▸ Input rows:
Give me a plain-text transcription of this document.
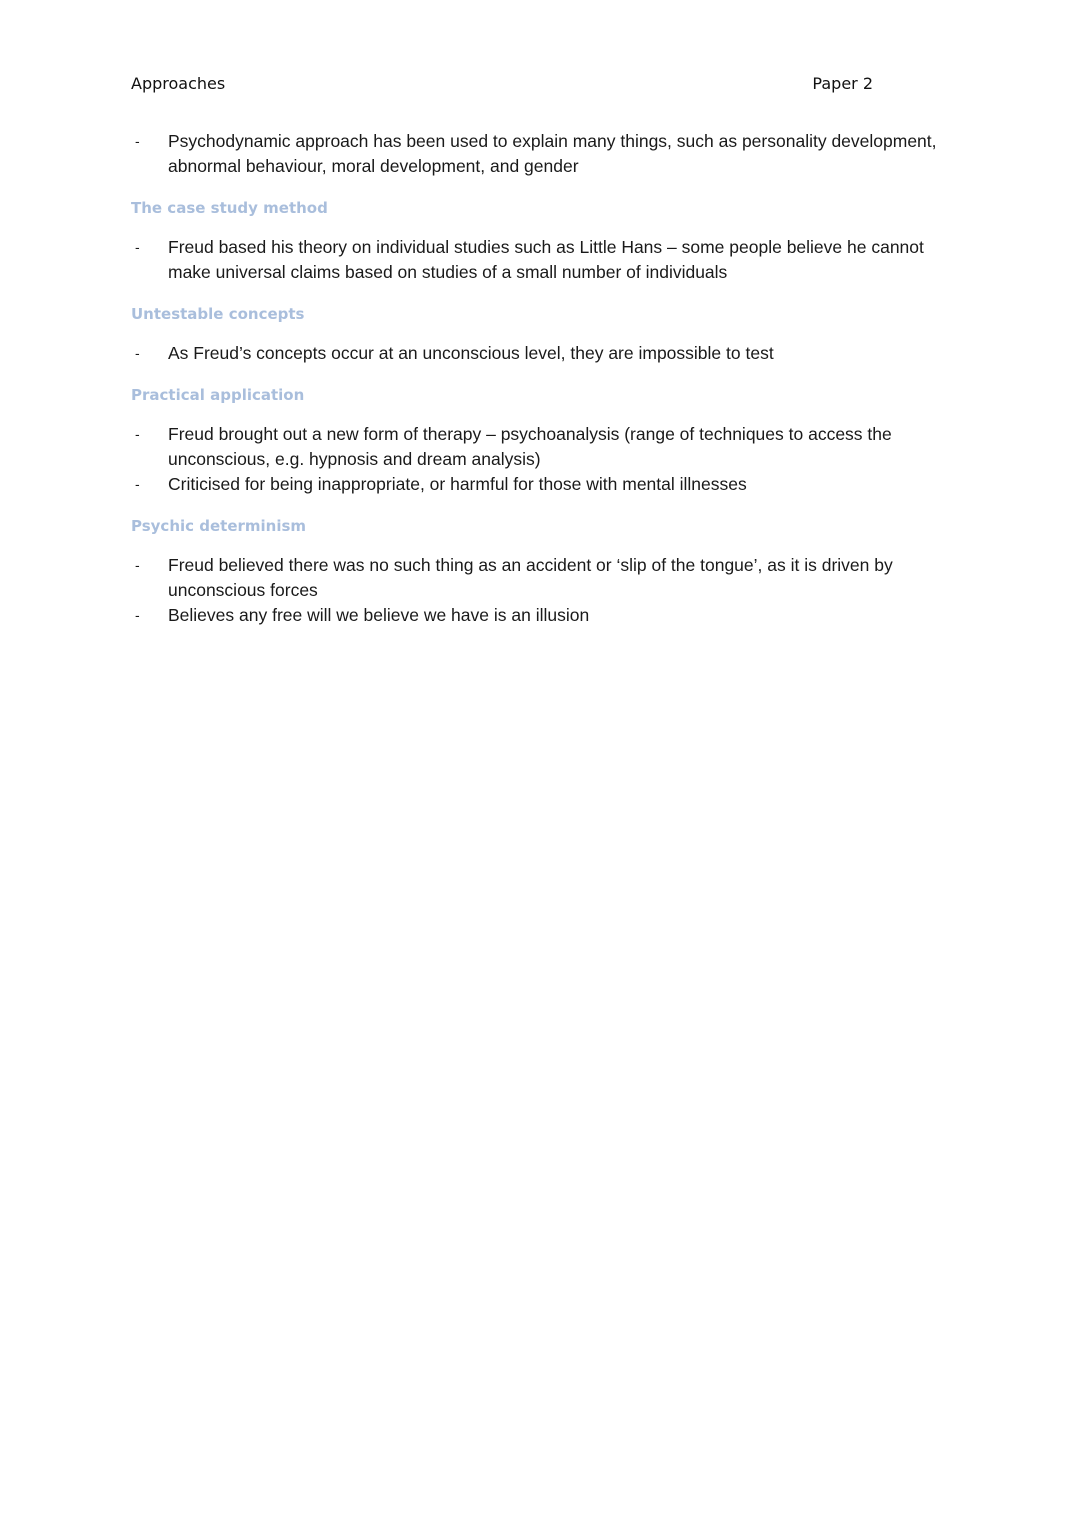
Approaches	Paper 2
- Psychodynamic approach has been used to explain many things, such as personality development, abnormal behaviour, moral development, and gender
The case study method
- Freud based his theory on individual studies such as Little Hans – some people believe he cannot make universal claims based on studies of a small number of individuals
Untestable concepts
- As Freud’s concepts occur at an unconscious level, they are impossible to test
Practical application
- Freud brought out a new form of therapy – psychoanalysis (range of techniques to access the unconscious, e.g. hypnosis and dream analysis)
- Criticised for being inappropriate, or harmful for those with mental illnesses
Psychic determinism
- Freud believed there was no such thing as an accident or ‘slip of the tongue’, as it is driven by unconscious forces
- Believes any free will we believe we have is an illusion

▸ Work to do: Copy each line of the records precisely and drop any images they hold.

▸ Correct result:
Give me a plain-text transcription of this document.
Approaches	Paper 2
- Psychodynamic approach has been used to explain many things, such as personality development, abnormal behaviour, moral development, and gender
The case study method
- Freud based his theory on individual studies such as Little Hans – some people believe he cannot make universal claims based on studies of a small number of individuals
Untestable concepts
- As Freud’s concepts occur at an unconscious level, they are impossible to test
Practical application
- Freud brought out a new form of therapy – psychoanalysis (range of techniques to access the unconscious, e.g. hypnosis and dream analysis)
- Criticised for being inappropriate, or harmful for those with mental illnesses
Psychic determinism
- Freud believed there was no such thing as an accident or ‘slip of the tongue’, as it is driven by unconscious forces
- Believes any free will we believe we have is an illusion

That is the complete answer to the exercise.